▶ **Direction**
Print out the material that follows word for word.

(Dataset entries)
▼▼▼

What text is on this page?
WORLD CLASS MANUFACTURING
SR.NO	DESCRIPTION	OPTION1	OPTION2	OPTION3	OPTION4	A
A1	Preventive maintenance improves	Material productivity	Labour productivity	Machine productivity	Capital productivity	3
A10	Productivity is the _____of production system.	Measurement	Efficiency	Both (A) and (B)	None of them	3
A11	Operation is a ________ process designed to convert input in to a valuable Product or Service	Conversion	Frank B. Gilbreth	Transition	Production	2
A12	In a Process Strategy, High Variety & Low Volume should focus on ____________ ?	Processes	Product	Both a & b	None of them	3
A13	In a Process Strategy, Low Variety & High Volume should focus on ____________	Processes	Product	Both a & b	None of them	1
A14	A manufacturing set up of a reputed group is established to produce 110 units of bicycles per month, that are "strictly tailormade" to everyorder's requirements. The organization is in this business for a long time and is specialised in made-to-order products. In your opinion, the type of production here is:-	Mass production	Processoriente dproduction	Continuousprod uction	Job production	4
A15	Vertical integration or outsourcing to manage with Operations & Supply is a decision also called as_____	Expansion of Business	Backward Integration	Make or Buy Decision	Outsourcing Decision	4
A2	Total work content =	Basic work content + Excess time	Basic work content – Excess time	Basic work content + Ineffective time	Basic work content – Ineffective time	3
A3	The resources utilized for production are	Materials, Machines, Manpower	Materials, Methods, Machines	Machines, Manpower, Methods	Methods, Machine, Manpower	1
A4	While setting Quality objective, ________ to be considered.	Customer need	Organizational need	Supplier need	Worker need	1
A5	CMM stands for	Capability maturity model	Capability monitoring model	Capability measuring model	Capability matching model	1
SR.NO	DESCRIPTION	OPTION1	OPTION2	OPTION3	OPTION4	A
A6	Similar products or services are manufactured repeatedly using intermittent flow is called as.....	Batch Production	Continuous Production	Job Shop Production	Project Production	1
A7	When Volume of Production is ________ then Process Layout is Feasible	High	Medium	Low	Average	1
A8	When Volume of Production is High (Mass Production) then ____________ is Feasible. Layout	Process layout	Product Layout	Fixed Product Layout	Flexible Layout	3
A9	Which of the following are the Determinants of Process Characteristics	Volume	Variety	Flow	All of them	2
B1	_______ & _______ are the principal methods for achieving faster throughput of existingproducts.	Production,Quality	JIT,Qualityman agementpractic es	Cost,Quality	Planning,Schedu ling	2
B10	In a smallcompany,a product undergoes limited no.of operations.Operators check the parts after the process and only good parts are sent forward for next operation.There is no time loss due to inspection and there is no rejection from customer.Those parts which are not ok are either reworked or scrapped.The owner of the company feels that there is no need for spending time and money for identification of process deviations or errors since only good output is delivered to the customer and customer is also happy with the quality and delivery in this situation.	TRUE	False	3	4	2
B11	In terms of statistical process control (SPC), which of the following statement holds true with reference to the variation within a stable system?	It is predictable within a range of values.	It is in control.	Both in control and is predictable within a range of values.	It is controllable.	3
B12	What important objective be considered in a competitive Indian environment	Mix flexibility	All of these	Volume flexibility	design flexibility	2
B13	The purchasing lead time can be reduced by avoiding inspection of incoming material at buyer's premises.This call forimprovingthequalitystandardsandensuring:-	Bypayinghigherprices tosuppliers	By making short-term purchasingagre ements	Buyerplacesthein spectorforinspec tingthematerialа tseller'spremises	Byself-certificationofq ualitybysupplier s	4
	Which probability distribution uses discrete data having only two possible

▲▲▲

▶ **Correct output**
What text is on this page?
WORLD CLASS MANUFACTURING
SR.NO	DESCRIPTION	OPTION1	OPTION2	OPTION3	OPTION4	A
A1	Preventive maintenance improves	Material productivity	Labour productivity	Machine productivity	Capital productivity	3
A10	Productivity is the _____of production system.	Measurement	Efficiency	Both (A) and (B)	None of them	3
A11	Operation is a ________ process designed to convert input in to a valuable Product or Service	Conversion	Frank B. Gilbreth	Transition	Production	2
A12	In a Process Strategy, High Variety & Low Volume should focus on ____________ ?	Processes	Product	Both a & b	None of them	3
A13	In a Process Strategy, Low Variety & High Volume should focus on ____________	Processes	Product	Both a & b	None of them	1
A14	A manufacturing set up of a reputed group is established to produce 110 units of bicycles per month, that are "strictly tailormade" to everyorder's requirements. The organization is in this business for a long time and is specialised in made-to-order products. In your opinion, the type of production here is:-	Mass production	Processoriente dproduction	Continuousprod uction	Job production	4
A15	Vertical integration or outsourcing to manage with Operations & Supply is a decision also called as_____	Expansion of Business	Backward Integration	Make or Buy Decision	Outsourcing Decision	4
A2	Total work content =	Basic work content + Excess time	Basic work content – Excess time	Basic work content + Ineffective time	Basic work content – Ineffective time	3
A3	The resources utilized for production are	Materials, Machines, Manpower	Materials, Methods, Machines	Machines, Manpower, Methods	Methods, Machine, Manpower	1
A4	While setting Quality objective, ________ to be considered.	Customer need	Organizational need	Supplier need	Worker need	1
A5	CMM stands for	Capability maturity model	Capability monitoring model	Capability measuring model	Capability matching model	1
SR.NO	DESCRIPTION	OPTION1	OPTION2	OPTION3	OPTION4	A
A6	Similar products or services are manufactured repeatedly using intermittent flow is called as.....	Batch Production	Continuous Production	Job Shop Production	Project Production	1
A7	When Volume of Production is ________ then Process Layout is Feasible	High	Medium	Low	Average	1
A8	When Volume of Production is High (Mass Production) then ____________ is Feasible. Layout	Process layout	Product Layout	Fixed Product Layout	Flexible Layout	3
A9	Which of the following are the Determinants of Process Characteristics	Volume	Variety	Flow	All of them	2
B1	_______ & _______ are the principal methods for achieving faster throughput of existingproducts.	Production,Quality	JIT,Qualityman agementpractic es	Cost,Quality	Planning,Schedu ling	2
B10	In a smallcompany,a product undergoes limited no.of operations.Operators check the parts after the process and only good parts are sent forward for next operation.There is no time loss due to inspection and there is no rejection from customer.Those parts which are not ok are either reworked or scrapped.The owner of the company feels that there is no need for spending time and money for identification of process deviations or errors since only good output is delivered to the customer and customer is also happy with the quality and delivery in this situation.	TRUE	False	3	4	2
B11	In terms of statistical process control (SPC), which of the following statement holds true with reference to the variation within a stable system?	It is predictable within a range of values.	It is in control.	Both in control and is predictable within a range of values.	It is controllable.	3
B12	What important objective be considered in a competitive Indian environment	Mix flexibility	All of these	Volume flexibility	design flexibility	2
B13	The purchasing lead time can be reduced by avoiding inspection of incoming material at buyer's premises.This call forimprovingthequalitystandardsandensuring:-	Bypayinghigherprices tosuppliers	By making short-term purchasingagre ements	Buyerplacesthein spectorforinspec tingthematerialа tseller'spremises	Byself-certificationofq ualitybysupplier s	4
	Which probability distribution uses discrete data having only two possible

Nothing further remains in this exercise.